Recorded information:
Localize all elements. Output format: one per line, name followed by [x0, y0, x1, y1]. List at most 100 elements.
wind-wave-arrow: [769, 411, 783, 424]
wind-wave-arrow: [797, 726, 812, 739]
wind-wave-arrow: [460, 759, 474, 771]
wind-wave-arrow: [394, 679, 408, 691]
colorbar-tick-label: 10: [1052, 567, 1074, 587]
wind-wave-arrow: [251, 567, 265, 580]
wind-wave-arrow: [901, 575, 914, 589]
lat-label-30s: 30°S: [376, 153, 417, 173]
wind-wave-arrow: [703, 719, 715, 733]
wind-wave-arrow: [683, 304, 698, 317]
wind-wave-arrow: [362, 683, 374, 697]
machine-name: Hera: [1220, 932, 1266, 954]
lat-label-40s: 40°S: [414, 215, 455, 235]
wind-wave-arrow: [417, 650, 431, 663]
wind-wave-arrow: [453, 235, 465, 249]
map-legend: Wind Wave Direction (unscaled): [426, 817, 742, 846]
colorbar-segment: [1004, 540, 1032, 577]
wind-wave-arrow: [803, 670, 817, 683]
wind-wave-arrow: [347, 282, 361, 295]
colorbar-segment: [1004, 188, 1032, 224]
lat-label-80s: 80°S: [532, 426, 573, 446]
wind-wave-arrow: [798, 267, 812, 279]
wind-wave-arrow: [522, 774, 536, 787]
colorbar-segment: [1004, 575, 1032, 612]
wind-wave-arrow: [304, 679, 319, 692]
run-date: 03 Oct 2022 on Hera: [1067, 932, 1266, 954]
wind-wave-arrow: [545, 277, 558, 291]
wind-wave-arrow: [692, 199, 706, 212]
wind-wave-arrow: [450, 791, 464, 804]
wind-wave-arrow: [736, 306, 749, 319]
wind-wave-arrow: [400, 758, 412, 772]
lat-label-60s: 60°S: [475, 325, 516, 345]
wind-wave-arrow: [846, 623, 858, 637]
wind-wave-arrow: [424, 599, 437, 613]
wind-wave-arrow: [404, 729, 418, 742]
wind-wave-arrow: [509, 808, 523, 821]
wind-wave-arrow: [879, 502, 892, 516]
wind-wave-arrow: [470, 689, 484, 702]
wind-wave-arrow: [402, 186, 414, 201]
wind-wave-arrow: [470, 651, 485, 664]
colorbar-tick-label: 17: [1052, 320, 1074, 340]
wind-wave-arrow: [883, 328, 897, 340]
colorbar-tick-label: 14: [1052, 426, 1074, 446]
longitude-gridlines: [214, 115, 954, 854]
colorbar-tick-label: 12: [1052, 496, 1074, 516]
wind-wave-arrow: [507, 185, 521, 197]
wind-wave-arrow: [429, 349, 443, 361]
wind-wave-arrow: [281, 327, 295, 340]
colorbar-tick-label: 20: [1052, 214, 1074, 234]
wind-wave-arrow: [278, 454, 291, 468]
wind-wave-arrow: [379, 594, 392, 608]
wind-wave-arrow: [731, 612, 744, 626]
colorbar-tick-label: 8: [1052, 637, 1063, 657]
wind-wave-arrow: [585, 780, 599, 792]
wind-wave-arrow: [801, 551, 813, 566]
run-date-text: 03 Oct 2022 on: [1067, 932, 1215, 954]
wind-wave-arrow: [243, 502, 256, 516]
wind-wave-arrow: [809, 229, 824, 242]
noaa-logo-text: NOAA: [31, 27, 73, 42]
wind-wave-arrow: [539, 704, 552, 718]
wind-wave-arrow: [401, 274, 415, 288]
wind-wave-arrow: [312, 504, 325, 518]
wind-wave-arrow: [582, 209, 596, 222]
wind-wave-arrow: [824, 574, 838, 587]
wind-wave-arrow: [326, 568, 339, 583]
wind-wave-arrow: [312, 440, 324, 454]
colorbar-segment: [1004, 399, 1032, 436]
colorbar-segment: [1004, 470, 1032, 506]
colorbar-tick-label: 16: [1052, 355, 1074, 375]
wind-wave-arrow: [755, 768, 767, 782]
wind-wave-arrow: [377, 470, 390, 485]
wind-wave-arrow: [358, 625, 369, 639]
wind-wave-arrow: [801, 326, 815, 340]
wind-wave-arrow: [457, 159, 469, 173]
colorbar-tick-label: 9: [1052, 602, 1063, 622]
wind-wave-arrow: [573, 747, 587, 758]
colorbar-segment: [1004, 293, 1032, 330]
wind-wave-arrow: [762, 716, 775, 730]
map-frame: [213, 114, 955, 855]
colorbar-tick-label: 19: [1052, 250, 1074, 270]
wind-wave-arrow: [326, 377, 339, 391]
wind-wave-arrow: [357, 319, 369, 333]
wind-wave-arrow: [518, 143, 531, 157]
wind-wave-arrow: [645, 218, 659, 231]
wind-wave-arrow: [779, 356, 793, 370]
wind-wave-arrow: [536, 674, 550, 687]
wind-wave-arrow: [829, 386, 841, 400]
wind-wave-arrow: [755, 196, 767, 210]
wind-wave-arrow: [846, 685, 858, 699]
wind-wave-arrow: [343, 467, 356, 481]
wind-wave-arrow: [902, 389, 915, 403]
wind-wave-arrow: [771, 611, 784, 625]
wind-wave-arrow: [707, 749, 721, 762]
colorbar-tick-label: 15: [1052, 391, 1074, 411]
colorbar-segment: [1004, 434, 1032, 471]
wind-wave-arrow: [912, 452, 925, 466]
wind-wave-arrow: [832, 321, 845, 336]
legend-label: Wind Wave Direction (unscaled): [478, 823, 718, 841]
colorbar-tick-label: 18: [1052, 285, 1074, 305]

Goal: Repeat every one of the lines above, word for word and in the same order.

Exercise output:
Localize all elements. Output format: one per line, name followed by [x0, y0, x1, y1]. List at most 100 elements.
wind-wave-arrow: [769, 411, 783, 424]
wind-wave-arrow: [797, 726, 812, 739]
wind-wave-arrow: [460, 759, 474, 771]
wind-wave-arrow: [394, 679, 408, 691]
colorbar-tick-label: 10: [1052, 567, 1074, 587]
wind-wave-arrow: [251, 567, 265, 580]
wind-wave-arrow: [901, 575, 914, 589]
lat-label-30s: 30°S: [376, 153, 417, 173]
wind-wave-arrow: [703, 719, 715, 733]
wind-wave-arrow: [683, 304, 698, 317]
wind-wave-arrow: [362, 683, 374, 697]
machine-name: Hera: [1220, 932, 1266, 954]
lat-label-40s: 40°S: [414, 215, 455, 235]
wind-wave-arrow: [417, 650, 431, 663]
wind-wave-arrow: [453, 235, 465, 249]
map-legend: Wind Wave Direction (unscaled): [426, 817, 742, 846]
colorbar-segment: [1004, 540, 1032, 577]
wind-wave-arrow: [803, 670, 817, 683]
wind-wave-arrow: [347, 282, 361, 295]
colorbar-segment: [1004, 188, 1032, 224]
lat-label-80s: 80°S: [532, 426, 573, 446]
wind-wave-arrow: [798, 267, 812, 279]
wind-wave-arrow: [522, 774, 536, 787]
colorbar-segment: [1004, 575, 1032, 612]
wind-wave-arrow: [304, 679, 319, 692]
run-date: 03 Oct 2022 on Hera: [1067, 932, 1266, 954]
wind-wave-arrow: [545, 277, 558, 291]
wind-wave-arrow: [692, 199, 706, 212]
wind-wave-arrow: [450, 791, 464, 804]
wind-wave-arrow: [736, 306, 749, 319]
wind-wave-arrow: [400, 758, 412, 772]
lat-label-60s: 60°S: [475, 325, 516, 345]
wind-wave-arrow: [846, 623, 858, 637]
wind-wave-arrow: [424, 599, 437, 613]
wind-wave-arrow: [404, 729, 418, 742]
wind-wave-arrow: [509, 808, 523, 821]
wind-wave-arrow: [879, 502, 892, 516]
wind-wave-arrow: [470, 689, 484, 702]
wind-wave-arrow: [402, 186, 414, 201]
wind-wave-arrow: [470, 651, 485, 664]
colorbar-tick-label: 17: [1052, 320, 1074, 340]
wind-wave-arrow: [883, 328, 897, 340]
colorbar-tick-label: 14: [1052, 426, 1074, 446]
longitude-gridlines: [214, 115, 954, 854]
colorbar-tick-label: 12: [1052, 496, 1074, 516]
wind-wave-arrow: [507, 185, 521, 197]
wind-wave-arrow: [429, 349, 443, 361]
wind-wave-arrow: [281, 327, 295, 340]
colorbar-tick-label: 20: [1052, 214, 1074, 234]
wind-wave-arrow: [278, 454, 291, 468]
wind-wave-arrow: [379, 594, 392, 608]
wind-wave-arrow: [731, 612, 744, 626]
colorbar-tick-label: 8: [1052, 637, 1063, 657]
wind-wave-arrow: [585, 780, 599, 792]
wind-wave-arrow: [801, 551, 813, 566]
run-date-text: 03 Oct 2022 on: [1067, 932, 1215, 954]
wind-wave-arrow: [243, 502, 256, 516]
wind-wave-arrow: [809, 229, 824, 242]
noaa-logo-text: NOAA: [31, 27, 73, 42]
wind-wave-arrow: [539, 704, 552, 718]
wind-wave-arrow: [401, 274, 415, 288]
wind-wave-arrow: [312, 504, 325, 518]
wind-wave-arrow: [582, 209, 596, 222]
wind-wave-arrow: [824, 574, 838, 587]
wind-wave-arrow: [326, 568, 339, 583]
wind-wave-arrow: [312, 440, 324, 454]
colorbar-segment: [1004, 399, 1032, 436]
colorbar-segment: [1004, 470, 1032, 506]
colorbar-tick-label: 16: [1052, 355, 1074, 375]
wind-wave-arrow: [755, 768, 767, 782]
wind-wave-arrow: [377, 470, 390, 485]
wind-wave-arrow: [358, 625, 369, 639]
wind-wave-arrow: [801, 326, 815, 340]
wind-wave-arrow: [457, 159, 469, 173]
colorbar-tick-label: 9: [1052, 602, 1063, 622]
wind-wave-arrow: [573, 747, 587, 758]
colorbar-segment: [1004, 293, 1032, 330]
wind-wave-arrow: [762, 716, 775, 730]
map-frame: [213, 114, 955, 855]
colorbar-tick-label: 19: [1052, 250, 1074, 270]
wind-wave-arrow: [326, 377, 339, 391]
wind-wave-arrow: [357, 319, 369, 333]
wind-wave-arrow: [518, 143, 531, 157]
wind-wave-arrow: [645, 218, 659, 231]
wind-wave-arrow: [779, 356, 793, 370]
wind-wave-arrow: [536, 674, 550, 687]
wind-wave-arrow: [829, 386, 841, 400]
wind-wave-arrow: [755, 196, 767, 210]
wind-wave-arrow: [846, 685, 858, 699]
wind-wave-arrow: [343, 467, 356, 481]
wind-wave-arrow: [902, 389, 915, 403]
wind-wave-arrow: [771, 611, 784, 625]
wind-wave-arrow: [707, 749, 721, 762]
colorbar-tick-label: 15: [1052, 391, 1074, 411]
colorbar-segment: [1004, 434, 1032, 471]
wind-wave-arrow: [912, 452, 925, 466]
wind-wave-arrow: [832, 321, 845, 336]
legend-label: Wind Wave Direction (unscaled): [478, 823, 718, 841]
colorbar-tick-label: 18: [1052, 285, 1074, 305]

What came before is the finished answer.